TASK REQUIREMENTS: Write out the entire listing below exactly as it appears, minus any pictures.

======== DATASET ========

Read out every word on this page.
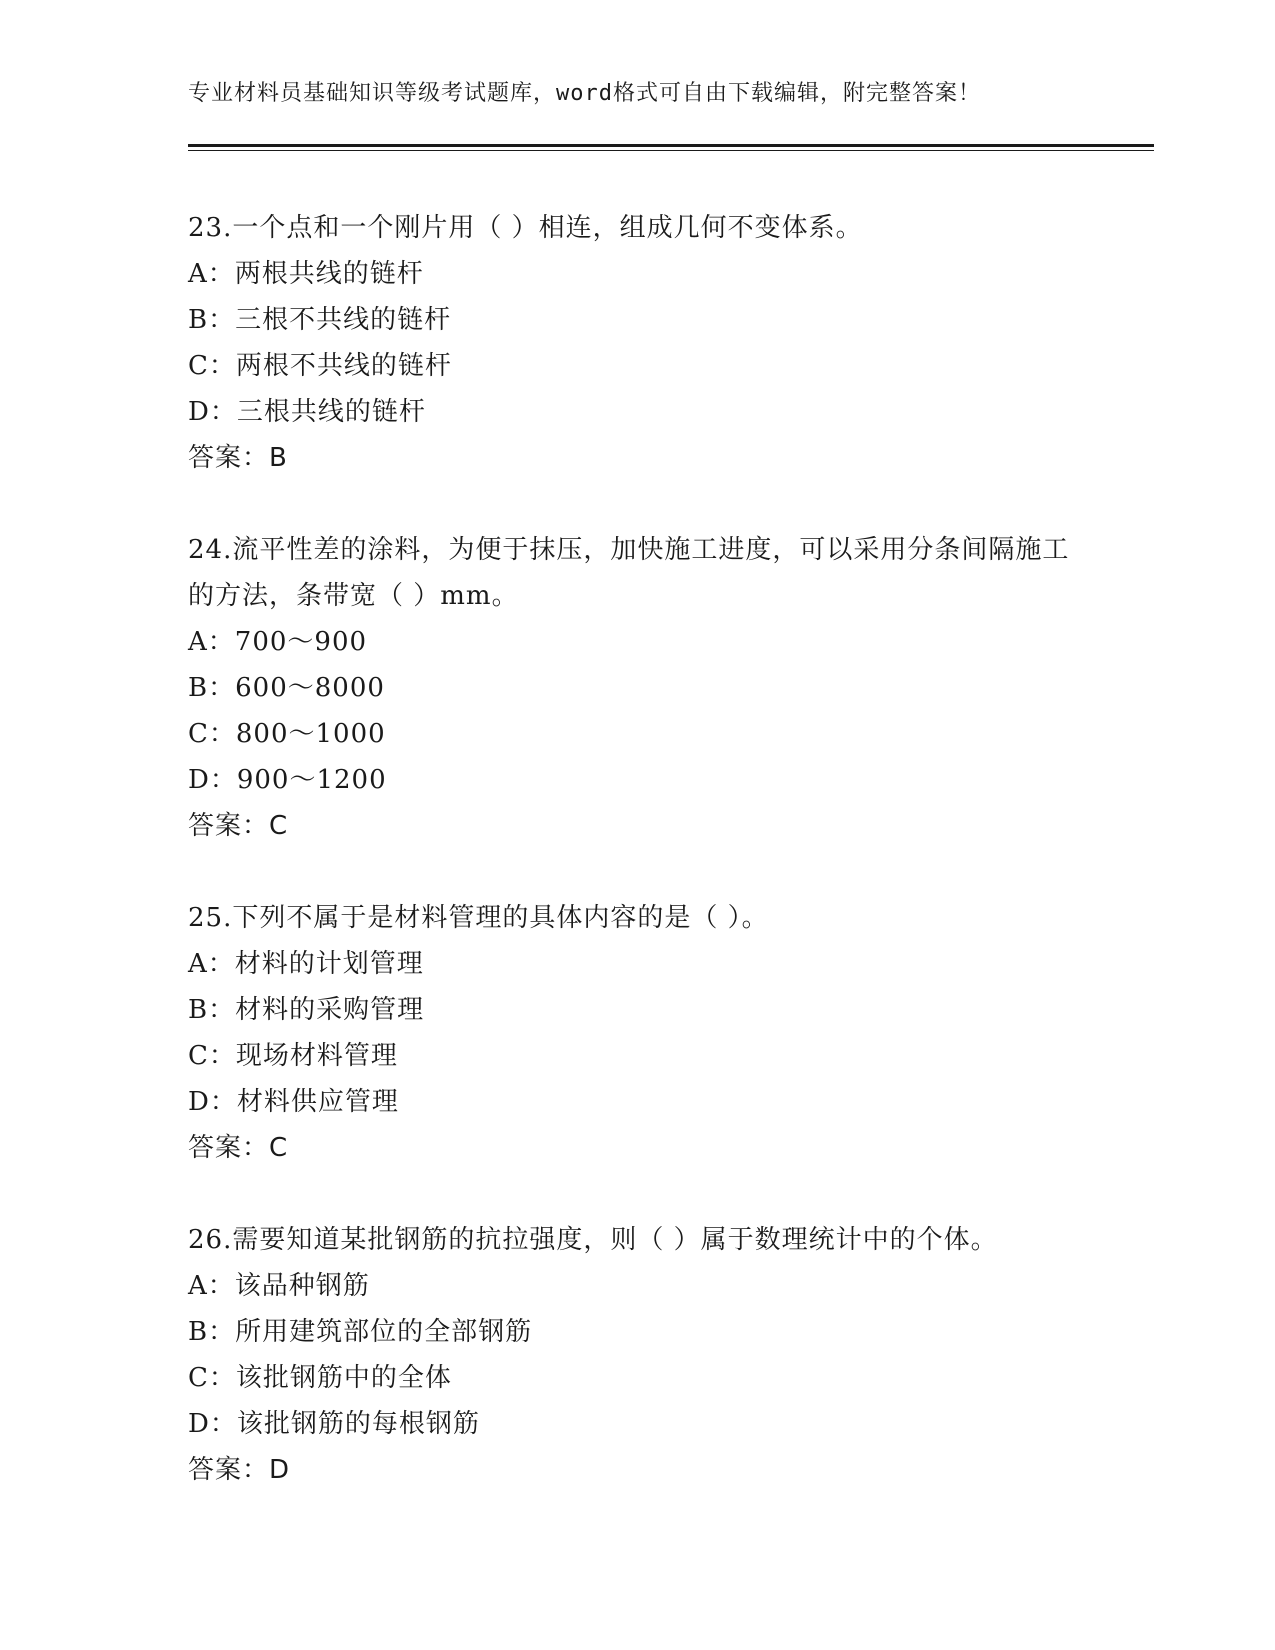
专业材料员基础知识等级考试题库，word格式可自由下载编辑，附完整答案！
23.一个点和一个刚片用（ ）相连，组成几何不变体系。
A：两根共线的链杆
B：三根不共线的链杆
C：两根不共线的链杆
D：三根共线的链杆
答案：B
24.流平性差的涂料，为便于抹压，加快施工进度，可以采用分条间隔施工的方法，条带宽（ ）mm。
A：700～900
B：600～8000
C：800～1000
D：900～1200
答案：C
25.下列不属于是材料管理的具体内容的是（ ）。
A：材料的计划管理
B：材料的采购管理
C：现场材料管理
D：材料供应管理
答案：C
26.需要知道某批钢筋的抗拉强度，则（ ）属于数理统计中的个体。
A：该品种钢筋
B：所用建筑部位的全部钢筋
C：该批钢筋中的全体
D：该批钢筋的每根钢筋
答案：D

========

CORRECT OUTPUT:
Read out every word on this page.
专业材料员基础知识等级考试题库，word格式可自由下载编辑，附完整答案！
23.一个点和一个刚片用（ ）相连，组成几何不变体系。
A：两根共线的链杆
B：三根不共线的链杆
C：两根不共线的链杆
D：三根共线的链杆
答案：B
24.流平性差的涂料，为便于抹压，加快施工进度，可以采用分条间隔施工的方法，条带宽（ ）mm。
A：700～900
B：600～8000
C：800～1000
D：900～1200
答案：C
25.下列不属于是材料管理的具体内容的是（ ）。
A：材料的计划管理
B：材料的采购管理
C：现场材料管理
D：材料供应管理
答案：C
26.需要知道某批钢筋的抗拉强度，则（ ）属于数理统计中的个体。
A：该品种钢筋
B：所用建筑部位的全部钢筋
C：该批钢筋中的全体
D：该批钢筋的每根钢筋
答案：D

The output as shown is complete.